____ Raw data
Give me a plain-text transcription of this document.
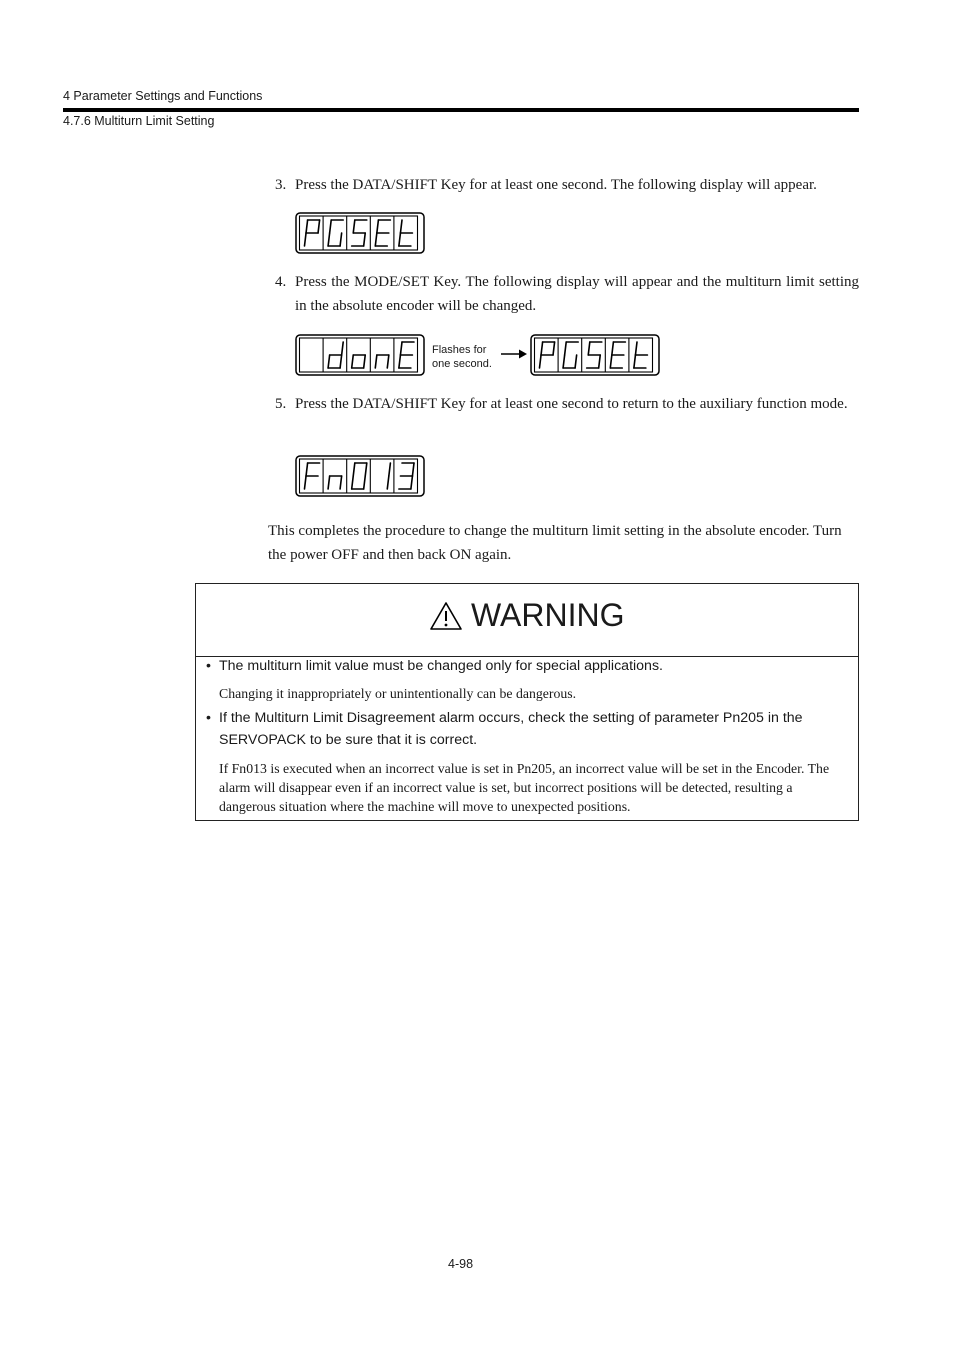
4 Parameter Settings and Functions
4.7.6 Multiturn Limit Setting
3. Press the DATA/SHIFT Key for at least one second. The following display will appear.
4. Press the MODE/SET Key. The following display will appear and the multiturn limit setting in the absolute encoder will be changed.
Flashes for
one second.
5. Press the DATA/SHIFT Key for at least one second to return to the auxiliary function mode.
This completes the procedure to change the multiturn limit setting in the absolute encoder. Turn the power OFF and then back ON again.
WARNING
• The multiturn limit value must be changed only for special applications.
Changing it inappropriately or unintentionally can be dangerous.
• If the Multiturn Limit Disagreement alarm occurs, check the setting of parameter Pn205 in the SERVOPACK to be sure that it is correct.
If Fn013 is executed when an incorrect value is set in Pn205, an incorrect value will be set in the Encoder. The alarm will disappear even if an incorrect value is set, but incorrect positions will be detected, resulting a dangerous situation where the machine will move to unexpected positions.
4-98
________
____ Raw data
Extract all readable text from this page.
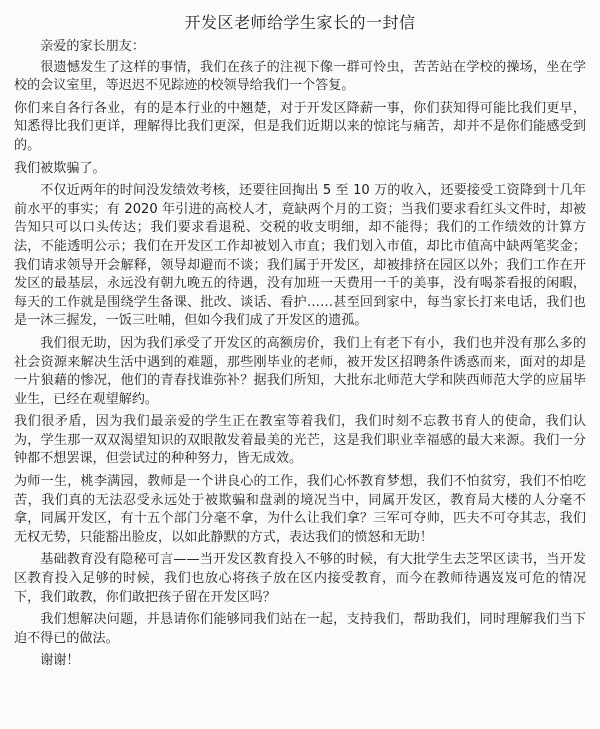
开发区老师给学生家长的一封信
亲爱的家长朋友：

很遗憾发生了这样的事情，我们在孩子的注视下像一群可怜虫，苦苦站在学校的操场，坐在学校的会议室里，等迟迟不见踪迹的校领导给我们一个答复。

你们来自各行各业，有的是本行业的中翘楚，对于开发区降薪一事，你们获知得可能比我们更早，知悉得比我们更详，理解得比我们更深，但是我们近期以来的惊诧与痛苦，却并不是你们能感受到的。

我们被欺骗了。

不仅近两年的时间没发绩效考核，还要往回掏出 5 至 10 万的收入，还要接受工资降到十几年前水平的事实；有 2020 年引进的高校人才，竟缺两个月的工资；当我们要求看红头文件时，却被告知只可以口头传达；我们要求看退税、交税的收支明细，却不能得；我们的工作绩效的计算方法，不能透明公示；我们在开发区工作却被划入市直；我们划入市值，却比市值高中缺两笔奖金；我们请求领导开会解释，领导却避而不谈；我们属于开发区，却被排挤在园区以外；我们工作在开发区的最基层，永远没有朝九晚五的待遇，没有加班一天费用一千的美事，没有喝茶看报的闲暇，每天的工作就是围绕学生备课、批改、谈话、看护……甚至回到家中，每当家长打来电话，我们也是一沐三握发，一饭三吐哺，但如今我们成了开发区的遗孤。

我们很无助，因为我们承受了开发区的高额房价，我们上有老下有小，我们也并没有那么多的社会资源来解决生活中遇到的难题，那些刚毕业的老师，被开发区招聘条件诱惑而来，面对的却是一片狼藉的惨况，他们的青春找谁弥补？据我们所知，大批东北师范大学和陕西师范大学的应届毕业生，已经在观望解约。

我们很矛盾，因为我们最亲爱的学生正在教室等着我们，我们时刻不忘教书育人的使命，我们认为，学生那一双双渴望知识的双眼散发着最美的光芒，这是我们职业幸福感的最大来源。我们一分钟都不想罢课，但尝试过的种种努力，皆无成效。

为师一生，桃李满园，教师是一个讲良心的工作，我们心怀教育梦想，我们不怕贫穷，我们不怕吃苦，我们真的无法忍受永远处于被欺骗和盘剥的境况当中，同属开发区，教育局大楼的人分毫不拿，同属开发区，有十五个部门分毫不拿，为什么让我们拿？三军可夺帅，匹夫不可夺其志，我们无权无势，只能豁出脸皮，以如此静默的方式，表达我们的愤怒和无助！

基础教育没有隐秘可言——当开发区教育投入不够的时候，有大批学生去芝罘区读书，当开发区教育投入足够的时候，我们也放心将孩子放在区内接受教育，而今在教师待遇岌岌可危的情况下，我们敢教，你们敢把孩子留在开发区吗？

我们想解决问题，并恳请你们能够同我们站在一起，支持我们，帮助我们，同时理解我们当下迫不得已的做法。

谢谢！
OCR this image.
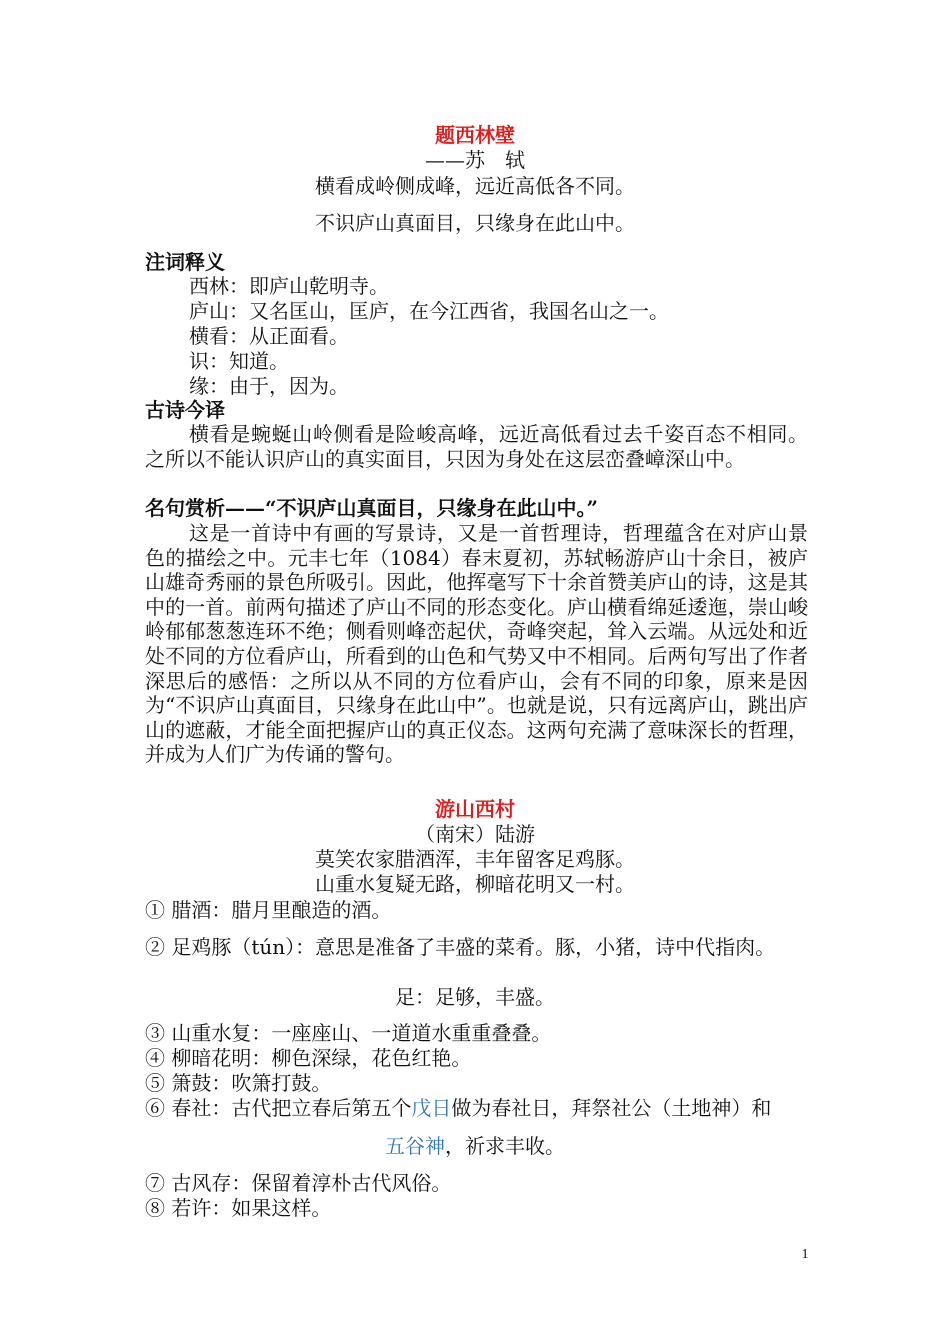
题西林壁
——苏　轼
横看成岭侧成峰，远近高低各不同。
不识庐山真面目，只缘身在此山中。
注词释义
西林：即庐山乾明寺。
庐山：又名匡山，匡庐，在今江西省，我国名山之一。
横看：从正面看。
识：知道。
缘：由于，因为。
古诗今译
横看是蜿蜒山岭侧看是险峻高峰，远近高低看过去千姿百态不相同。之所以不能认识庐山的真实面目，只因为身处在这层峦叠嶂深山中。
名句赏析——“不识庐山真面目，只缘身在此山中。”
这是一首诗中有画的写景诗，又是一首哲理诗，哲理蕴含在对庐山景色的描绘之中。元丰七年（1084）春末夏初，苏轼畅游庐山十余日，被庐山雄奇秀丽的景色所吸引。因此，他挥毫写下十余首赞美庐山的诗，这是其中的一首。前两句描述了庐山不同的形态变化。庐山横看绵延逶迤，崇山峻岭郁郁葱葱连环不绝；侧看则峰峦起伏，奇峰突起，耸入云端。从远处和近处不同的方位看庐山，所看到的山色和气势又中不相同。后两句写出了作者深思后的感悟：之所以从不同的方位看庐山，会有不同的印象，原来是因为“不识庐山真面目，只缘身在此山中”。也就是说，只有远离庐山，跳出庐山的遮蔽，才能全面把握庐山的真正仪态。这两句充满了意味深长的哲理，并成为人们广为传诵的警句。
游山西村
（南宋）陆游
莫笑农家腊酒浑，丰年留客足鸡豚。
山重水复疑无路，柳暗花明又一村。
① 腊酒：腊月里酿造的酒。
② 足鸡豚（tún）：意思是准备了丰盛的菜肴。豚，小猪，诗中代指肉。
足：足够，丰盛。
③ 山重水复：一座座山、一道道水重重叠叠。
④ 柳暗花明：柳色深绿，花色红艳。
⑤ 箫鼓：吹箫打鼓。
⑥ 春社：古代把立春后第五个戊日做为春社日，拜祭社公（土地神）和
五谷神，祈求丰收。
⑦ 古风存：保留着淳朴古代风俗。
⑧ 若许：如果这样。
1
________
____ Raw data
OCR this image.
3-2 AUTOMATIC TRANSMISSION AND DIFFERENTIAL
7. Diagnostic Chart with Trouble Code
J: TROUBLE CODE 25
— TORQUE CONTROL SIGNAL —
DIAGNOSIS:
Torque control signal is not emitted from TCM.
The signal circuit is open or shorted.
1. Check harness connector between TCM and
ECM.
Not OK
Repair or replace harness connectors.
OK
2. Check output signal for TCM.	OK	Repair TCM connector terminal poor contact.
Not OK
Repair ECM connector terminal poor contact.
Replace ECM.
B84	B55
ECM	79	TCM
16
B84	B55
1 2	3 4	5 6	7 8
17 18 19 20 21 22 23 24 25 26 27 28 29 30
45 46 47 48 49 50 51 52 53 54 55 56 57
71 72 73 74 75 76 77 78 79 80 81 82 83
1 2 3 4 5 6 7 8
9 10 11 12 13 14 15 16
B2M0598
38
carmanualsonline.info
________
### Task description
Filter the records above for lines containing the word "second", and copy those lines.

### Solution to the problem
3. Press the DATA/SHIFT Key for at least one second. The following display will appear.
one second.
5. Press the DATA/SHIFT Key for at least one second to return to the auxiliary function mode.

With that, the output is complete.